[Start]

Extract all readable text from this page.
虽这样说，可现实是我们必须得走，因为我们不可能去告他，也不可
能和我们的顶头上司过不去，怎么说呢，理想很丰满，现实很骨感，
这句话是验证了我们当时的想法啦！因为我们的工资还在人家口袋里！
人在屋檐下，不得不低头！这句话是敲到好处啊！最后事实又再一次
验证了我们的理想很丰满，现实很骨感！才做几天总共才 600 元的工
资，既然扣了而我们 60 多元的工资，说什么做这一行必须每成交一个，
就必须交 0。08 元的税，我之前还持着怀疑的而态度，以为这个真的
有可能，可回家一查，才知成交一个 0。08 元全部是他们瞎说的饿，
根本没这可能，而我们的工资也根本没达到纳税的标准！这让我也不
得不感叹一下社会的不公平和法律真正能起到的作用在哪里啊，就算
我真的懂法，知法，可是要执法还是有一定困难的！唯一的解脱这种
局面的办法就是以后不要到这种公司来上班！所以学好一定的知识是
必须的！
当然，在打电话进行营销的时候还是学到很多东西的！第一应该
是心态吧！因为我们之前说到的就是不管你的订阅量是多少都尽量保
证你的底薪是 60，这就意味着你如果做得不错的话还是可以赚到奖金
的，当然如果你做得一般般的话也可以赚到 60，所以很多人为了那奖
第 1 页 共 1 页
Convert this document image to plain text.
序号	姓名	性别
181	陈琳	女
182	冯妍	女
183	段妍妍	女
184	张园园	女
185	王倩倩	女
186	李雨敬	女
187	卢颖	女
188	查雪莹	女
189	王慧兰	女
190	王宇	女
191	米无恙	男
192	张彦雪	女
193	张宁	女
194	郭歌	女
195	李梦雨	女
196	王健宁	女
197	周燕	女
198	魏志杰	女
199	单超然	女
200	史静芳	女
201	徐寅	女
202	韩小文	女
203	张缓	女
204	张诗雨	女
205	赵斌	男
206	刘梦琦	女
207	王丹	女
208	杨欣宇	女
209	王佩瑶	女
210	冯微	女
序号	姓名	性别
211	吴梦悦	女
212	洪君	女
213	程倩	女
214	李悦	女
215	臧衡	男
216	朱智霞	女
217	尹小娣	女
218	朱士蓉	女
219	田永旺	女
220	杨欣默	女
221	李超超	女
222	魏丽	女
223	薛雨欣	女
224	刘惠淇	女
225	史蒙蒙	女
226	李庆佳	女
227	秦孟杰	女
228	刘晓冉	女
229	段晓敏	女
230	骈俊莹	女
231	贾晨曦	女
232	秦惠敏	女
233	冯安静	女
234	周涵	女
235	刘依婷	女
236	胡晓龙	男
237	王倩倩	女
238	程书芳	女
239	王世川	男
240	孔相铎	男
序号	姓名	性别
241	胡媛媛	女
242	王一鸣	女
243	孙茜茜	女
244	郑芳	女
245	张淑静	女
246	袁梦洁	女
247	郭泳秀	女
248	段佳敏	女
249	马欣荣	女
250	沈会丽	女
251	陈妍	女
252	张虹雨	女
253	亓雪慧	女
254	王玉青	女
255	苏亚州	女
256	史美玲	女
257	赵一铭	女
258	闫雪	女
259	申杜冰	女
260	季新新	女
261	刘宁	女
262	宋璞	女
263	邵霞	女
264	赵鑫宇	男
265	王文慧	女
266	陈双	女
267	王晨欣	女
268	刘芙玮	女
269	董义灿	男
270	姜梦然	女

[End]

REQUIREMENTS — Select every line of the material above holding the word "this" and copy it.

WRITTEN REPLY —
Extract all readable text from this page.
Convert this document image to plain text.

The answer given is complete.